:: TASK REQUIREMENTS ::
List all the lines in these records that hold "arrow".

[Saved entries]
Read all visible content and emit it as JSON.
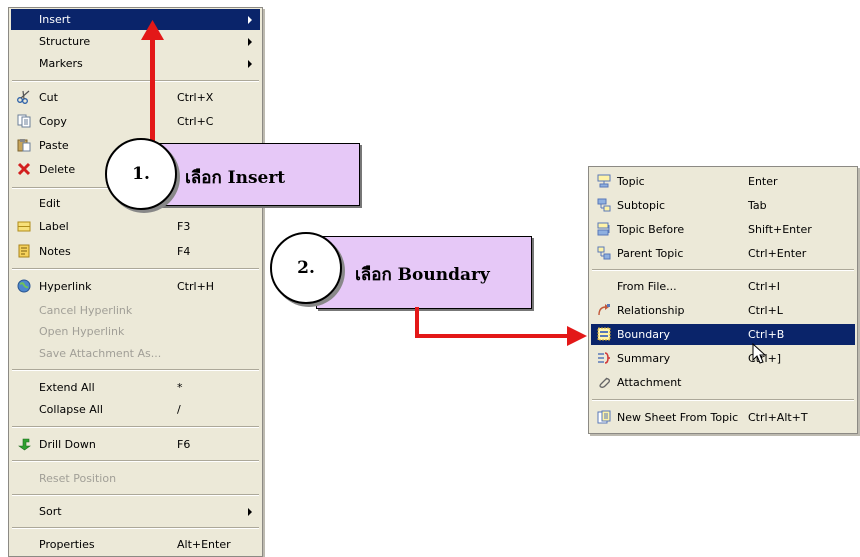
{
  "context_menu": {
    "items": [
      {
        "label": "Insert",
        "submenu": true,
        "highlighted": true
      },
      {
        "label": "Structure",
        "submenu": true
      },
      {
        "label": "Markers",
        "submenu": true
      },
      {
        "label": "Cut",
        "shortcut": "Ctrl+X",
        "icon": "scissors-icon"
      },
      {
        "label": "Copy",
        "shortcut": "Ctrl+C",
        "icon": "copy-icon"
      },
      {
        "label": "Paste",
        "icon": "paste-icon"
      },
      {
        "label": "Delete",
        "icon": "delete-icon"
      },
      {
        "label": "Edit"
      },
      {
        "label": "Label",
        "shortcut": "F3",
        "icon": "label-icon"
      },
      {
        "label": "Notes",
        "shortcut": "F4",
        "icon": "notes-icon"
      },
      {
        "label": "Hyperlink",
        "shortcut": "Ctrl+H",
        "icon": "globe-icon"
      },
      {
        "label": "Cancel Hyperlink",
        "disabled": true
      },
      {
        "label": "Open Hyperlink",
        "disabled": true
      },
      {
        "label": "Save Attachment As...",
        "disabled": true
      },
      {
        "label": "Extend All",
        "shortcut": "*"
      },
      {
        "label": "Collapse All",
        "shortcut": "/"
      },
      {
        "label": "Drill Down",
        "shortcut": "F6",
        "icon": "drill-down-arrow-icon"
      },
      {
        "label": "Reset Position",
        "disabled": true
      },
      {
        "label": "Sort",
        "submenu": true
      },
      {
        "label": "Properties",
        "shortcut": "Alt+Enter"
      }
    ]
  },
  "insert_submenu": {
    "items": [
      {
        "label": "Topic",
        "shortcut": "Enter",
        "icon": "topic-icon"
      },
      {
        "label": "Subtopic",
        "shortcut": "Tab",
        "icon": "subtopic-icon"
      },
      {
        "label": "Topic Before",
        "shortcut": "Shift+Enter",
        "icon": "topic-before-icon"
      },
      {
        "label": "Parent Topic",
        "shortcut": "Ctrl+Enter",
        "icon": "parent-topic-icon"
      },
      {
        "label": "From File...",
        "shortcut": "Ctrl+I"
      },
      {
        "label": "Relationship",
        "shortcut": "Ctrl+L",
        "icon": "relationship-icon"
      },
      {
        "label": "Boundary",
        "shortcut": "Ctrl+B",
        "icon": "boundary-icon",
        "highlighted": true
      },
      {
        "label": "Summary",
        "shortcut": "Ctrl+]",
        "icon": "summary-icon"
      },
      {
        "label": "Attachment",
        "icon": "paperclip-icon"
      },
      {
        "label": "New Sheet From Topic",
        "shortcut": "Ctrl+Alt+T",
        "icon": "new-sheet-icon"
      }
    ]
  },
  "annotations": {
    "step1": {
      "number": "1.",
      "text": "เลือก Insert"
    },
    "step2": {
      "number": "2.",
      "text": "เลือก Boundary"
    }
  },
  "colors": {
    "menu_bg": "#ece9d8",
    "highlight": "#0a246a",
    "callout_fill": "#e6c8f7",
    "arrow": "#e31818",
    "disabled_text": "#a19f97"
  }
}
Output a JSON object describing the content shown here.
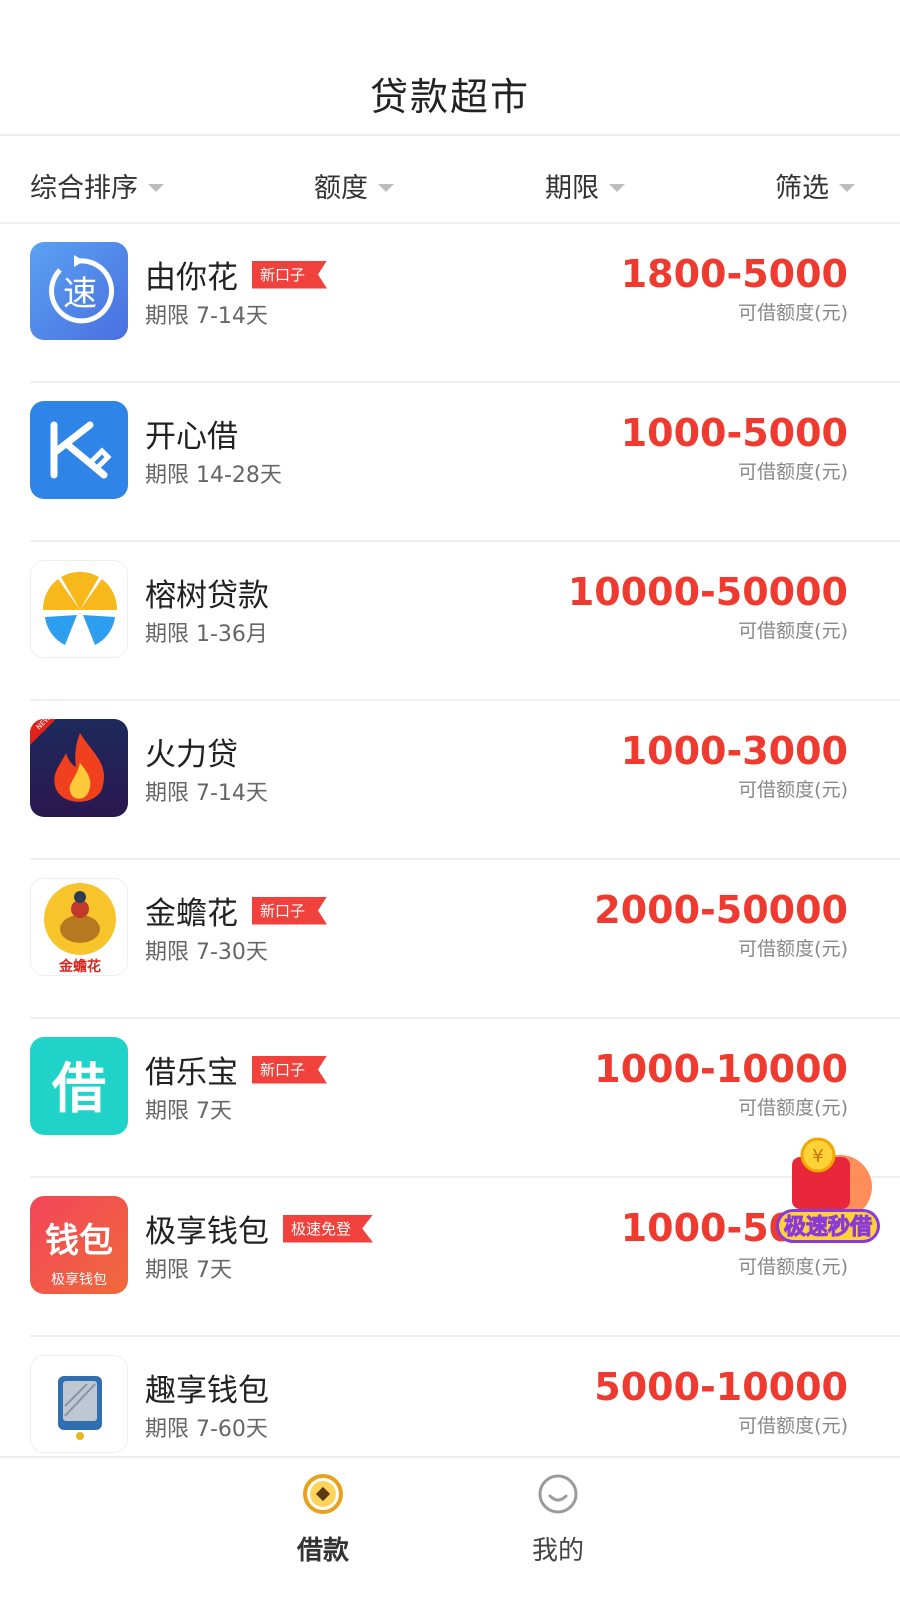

:: CORRECT RESULT ::
        "icon": "drill-down-arrow-icon"
    "arrow": "#e31818",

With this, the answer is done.